-- START Data for this exercise --
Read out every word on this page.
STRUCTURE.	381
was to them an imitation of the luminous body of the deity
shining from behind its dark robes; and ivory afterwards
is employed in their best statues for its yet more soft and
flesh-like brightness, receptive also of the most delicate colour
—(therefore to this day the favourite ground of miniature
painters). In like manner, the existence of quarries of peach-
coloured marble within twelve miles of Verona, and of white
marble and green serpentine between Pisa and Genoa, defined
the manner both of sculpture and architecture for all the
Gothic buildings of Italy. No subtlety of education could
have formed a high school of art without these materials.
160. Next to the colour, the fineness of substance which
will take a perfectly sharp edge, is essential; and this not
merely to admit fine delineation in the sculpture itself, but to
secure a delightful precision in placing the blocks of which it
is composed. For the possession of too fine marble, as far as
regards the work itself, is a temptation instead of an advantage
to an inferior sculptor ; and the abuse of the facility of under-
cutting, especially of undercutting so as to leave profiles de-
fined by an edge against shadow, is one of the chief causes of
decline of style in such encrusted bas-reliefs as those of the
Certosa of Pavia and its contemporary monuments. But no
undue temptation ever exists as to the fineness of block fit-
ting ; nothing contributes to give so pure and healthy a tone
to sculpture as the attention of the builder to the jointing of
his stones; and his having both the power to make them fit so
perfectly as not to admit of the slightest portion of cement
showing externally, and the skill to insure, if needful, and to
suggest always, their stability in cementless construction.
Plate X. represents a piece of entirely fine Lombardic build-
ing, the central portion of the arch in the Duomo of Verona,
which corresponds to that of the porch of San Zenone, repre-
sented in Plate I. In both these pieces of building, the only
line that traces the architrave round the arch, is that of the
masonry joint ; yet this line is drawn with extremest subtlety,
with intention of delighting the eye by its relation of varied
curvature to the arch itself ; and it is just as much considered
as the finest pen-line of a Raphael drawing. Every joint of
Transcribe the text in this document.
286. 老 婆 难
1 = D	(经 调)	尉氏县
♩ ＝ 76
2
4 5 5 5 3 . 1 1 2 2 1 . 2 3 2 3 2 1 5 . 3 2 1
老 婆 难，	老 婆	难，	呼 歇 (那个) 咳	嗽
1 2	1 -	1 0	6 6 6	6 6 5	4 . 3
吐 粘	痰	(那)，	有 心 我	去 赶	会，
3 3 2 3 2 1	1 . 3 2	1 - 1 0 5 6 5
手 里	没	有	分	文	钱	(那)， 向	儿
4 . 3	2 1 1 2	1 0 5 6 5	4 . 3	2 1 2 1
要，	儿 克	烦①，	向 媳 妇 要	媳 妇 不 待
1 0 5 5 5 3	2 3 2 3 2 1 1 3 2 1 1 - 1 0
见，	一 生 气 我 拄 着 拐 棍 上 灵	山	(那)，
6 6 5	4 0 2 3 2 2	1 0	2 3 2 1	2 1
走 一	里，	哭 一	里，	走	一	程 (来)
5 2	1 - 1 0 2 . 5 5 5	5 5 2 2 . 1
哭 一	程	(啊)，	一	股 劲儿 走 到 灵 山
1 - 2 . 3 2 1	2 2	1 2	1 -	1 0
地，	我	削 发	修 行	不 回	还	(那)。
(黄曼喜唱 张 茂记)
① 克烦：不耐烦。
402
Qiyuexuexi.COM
-- END Data for this exercise --
◆ What you should do: Copy out each line of the material that holds the word "edge".

◆ Task output:
will take a perfectly sharp edge, is essential; and this not
fined by an edge against shadow, is one of the chief causes of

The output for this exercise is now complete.